#### [Description of the task]
Return each line holding the string "structured".
####################
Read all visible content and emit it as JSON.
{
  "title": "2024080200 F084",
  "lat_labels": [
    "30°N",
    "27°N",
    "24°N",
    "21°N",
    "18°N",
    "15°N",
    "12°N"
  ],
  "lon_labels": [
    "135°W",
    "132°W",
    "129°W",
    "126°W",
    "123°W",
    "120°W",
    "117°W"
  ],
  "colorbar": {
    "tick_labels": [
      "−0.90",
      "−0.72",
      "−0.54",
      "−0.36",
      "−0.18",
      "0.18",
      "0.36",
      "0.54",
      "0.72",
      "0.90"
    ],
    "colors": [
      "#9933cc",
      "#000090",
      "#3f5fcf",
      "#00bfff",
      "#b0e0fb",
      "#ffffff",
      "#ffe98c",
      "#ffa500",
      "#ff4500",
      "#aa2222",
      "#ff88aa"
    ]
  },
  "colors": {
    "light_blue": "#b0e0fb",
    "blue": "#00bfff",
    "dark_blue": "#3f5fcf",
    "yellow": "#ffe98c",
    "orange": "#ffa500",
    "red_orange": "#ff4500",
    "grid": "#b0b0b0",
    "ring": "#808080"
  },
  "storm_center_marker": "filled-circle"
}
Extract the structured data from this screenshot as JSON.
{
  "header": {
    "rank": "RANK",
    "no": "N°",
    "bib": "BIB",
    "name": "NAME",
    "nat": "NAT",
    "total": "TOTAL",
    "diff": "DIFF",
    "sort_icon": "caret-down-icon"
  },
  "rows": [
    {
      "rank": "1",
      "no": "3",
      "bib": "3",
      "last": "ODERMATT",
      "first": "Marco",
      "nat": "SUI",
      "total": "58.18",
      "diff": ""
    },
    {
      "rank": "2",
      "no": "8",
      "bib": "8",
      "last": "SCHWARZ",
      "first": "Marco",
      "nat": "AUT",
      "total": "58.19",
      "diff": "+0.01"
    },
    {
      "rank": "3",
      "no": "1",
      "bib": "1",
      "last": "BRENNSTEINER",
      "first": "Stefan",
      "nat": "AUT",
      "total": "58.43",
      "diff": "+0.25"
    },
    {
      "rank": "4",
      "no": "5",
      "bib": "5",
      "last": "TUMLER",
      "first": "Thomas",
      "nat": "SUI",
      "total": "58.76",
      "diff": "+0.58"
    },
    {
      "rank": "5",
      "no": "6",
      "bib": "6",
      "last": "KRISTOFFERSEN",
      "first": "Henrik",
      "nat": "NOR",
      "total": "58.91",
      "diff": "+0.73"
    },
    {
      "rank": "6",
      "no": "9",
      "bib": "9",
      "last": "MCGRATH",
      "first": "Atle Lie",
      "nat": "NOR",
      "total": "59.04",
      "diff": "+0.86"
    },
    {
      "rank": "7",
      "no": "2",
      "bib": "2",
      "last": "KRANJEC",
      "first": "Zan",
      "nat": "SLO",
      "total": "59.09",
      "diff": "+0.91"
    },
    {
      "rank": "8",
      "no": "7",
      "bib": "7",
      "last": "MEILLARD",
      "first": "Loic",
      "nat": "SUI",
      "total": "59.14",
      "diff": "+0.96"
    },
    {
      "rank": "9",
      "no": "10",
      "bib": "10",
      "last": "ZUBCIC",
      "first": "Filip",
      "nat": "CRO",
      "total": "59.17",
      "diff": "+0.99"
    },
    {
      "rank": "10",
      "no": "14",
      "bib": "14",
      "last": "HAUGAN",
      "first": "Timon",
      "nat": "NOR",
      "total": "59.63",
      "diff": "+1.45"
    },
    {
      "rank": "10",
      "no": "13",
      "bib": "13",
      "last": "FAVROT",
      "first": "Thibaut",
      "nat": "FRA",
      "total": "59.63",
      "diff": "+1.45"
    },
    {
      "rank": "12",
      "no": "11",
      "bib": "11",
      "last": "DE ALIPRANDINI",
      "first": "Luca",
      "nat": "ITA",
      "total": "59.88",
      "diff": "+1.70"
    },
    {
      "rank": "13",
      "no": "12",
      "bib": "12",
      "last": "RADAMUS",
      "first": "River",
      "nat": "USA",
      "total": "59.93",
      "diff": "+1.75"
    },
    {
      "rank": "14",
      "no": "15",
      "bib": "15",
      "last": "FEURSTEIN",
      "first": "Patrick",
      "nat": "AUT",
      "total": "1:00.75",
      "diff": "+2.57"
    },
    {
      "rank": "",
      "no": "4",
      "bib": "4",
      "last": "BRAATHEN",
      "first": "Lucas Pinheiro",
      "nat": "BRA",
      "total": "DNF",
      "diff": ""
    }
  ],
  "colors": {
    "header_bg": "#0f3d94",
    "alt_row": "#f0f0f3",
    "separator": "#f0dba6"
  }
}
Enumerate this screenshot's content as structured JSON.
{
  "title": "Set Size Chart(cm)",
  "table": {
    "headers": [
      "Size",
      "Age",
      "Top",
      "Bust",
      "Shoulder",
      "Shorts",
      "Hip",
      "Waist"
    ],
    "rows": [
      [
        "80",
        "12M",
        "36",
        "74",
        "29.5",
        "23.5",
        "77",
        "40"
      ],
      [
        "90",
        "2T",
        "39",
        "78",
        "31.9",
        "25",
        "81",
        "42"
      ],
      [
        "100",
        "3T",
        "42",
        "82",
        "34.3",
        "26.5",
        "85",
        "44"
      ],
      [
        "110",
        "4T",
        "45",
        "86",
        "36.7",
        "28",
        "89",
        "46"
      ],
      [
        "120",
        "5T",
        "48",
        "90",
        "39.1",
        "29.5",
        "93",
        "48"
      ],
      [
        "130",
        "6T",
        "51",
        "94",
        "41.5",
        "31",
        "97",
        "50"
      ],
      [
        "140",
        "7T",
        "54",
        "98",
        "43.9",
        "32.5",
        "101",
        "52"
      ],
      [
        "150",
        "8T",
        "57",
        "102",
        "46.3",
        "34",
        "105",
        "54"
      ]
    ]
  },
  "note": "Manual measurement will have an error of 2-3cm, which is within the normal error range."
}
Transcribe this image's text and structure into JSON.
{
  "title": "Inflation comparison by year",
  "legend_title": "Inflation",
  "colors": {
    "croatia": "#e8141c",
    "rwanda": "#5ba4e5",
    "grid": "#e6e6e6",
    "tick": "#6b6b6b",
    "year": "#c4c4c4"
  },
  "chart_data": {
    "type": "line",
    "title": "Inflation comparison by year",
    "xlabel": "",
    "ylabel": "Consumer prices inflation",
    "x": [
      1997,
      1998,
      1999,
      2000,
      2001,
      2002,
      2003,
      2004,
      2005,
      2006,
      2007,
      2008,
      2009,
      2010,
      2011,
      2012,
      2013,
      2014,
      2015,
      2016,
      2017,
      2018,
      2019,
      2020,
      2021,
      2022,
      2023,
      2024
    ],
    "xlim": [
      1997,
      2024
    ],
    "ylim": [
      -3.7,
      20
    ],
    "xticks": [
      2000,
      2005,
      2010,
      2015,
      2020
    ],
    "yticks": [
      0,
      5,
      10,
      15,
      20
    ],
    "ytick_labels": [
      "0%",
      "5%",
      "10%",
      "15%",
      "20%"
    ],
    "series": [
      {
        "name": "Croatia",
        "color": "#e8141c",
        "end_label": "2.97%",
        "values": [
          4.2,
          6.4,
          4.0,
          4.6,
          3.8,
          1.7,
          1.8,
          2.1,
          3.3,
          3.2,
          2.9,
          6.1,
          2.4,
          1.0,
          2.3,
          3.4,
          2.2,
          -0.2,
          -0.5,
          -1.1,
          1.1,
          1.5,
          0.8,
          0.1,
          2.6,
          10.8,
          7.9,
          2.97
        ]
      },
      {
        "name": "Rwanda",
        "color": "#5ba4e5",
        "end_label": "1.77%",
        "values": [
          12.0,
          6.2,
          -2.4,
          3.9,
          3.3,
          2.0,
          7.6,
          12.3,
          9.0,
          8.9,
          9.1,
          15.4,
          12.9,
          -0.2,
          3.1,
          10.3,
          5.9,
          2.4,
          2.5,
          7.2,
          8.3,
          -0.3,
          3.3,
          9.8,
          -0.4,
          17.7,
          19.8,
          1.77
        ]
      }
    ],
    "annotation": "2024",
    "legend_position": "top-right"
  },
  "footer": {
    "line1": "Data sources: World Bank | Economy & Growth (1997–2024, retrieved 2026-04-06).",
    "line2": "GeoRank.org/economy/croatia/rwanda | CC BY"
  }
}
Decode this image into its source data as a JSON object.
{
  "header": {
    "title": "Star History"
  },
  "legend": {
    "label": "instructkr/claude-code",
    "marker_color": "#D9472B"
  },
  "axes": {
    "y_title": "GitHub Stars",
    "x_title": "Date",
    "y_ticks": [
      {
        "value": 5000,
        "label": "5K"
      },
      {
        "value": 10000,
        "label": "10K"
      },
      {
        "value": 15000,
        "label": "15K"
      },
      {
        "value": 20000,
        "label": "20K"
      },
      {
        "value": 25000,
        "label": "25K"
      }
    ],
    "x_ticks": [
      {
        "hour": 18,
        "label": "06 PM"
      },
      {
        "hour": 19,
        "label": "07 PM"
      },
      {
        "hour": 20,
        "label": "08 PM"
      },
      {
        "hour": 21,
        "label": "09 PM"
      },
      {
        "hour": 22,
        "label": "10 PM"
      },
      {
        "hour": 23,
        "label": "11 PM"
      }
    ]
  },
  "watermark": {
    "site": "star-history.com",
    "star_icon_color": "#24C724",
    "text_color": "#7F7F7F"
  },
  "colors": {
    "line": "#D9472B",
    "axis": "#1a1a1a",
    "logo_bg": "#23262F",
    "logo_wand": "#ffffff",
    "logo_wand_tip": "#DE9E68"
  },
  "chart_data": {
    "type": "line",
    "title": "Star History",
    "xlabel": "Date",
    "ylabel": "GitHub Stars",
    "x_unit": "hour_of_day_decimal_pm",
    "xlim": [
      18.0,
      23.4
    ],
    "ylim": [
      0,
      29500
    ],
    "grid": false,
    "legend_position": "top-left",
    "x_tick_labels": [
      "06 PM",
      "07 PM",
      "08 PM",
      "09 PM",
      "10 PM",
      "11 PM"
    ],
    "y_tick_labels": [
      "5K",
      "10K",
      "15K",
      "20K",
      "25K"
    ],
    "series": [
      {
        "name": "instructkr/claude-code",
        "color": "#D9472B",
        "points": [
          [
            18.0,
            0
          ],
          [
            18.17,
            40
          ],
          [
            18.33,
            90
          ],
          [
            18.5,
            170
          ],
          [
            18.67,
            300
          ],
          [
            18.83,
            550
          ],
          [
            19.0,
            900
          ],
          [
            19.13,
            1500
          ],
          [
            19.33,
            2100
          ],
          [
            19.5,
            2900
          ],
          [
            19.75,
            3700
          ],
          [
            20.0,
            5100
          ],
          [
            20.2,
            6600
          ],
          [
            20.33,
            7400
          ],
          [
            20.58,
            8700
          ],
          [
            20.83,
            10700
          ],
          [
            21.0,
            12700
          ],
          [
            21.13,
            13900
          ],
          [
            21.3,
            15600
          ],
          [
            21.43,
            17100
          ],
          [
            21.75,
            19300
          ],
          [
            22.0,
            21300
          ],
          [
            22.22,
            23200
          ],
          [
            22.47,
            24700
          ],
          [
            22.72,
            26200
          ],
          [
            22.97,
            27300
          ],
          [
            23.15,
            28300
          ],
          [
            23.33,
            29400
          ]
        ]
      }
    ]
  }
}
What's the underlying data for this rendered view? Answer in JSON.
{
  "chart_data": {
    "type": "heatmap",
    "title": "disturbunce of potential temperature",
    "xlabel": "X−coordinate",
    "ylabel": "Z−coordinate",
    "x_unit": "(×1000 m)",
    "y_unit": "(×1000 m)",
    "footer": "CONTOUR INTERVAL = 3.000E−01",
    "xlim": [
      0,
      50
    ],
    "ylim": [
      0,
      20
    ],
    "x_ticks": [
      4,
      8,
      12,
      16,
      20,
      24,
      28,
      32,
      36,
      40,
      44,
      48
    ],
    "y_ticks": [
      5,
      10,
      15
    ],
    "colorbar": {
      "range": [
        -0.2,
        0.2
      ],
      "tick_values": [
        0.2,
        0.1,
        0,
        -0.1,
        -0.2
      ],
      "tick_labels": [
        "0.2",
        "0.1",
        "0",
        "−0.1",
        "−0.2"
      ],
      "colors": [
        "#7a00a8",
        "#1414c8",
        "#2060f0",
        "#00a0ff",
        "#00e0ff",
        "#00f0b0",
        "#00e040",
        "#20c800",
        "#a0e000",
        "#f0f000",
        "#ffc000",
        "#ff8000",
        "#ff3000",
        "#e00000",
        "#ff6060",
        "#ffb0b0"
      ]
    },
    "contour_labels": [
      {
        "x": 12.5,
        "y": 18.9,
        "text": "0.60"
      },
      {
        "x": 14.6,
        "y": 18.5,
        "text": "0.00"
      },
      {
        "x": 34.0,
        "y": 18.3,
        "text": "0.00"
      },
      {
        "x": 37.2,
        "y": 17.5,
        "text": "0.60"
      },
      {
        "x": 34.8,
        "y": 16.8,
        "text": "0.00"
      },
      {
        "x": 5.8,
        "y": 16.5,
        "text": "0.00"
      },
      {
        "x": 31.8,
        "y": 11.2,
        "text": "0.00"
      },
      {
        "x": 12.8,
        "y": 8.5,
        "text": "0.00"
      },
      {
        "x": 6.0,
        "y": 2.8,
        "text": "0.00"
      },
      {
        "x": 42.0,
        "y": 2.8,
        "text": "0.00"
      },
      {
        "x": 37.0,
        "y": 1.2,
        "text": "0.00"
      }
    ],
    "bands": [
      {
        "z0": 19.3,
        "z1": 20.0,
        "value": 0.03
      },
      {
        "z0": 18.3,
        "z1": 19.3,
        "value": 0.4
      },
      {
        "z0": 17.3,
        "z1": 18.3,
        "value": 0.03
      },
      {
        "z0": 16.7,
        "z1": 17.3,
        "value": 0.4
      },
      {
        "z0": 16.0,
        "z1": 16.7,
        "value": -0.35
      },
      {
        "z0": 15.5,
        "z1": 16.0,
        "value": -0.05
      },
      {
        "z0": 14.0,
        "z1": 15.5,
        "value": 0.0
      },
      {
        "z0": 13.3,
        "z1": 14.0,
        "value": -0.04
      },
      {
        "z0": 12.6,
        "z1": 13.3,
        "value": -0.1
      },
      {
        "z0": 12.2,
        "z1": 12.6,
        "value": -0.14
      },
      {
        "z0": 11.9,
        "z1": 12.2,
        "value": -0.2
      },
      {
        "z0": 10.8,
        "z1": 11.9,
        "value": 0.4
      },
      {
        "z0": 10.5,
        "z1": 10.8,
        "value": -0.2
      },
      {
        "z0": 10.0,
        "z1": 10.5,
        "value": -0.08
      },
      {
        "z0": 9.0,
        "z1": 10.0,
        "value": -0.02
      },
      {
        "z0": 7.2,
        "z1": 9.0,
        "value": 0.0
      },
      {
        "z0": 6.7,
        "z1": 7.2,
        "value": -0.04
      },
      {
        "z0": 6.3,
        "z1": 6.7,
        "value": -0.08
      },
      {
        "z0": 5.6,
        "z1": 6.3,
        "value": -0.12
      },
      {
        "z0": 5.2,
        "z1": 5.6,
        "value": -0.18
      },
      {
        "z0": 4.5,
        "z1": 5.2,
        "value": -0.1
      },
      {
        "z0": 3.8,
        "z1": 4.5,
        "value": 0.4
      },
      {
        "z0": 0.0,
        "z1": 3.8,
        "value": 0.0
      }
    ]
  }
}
####################
#### [Reply to the exercise]
Extract the structured data from this screenshot as JSON.
Enumerate this screenshot's content as structured JSON.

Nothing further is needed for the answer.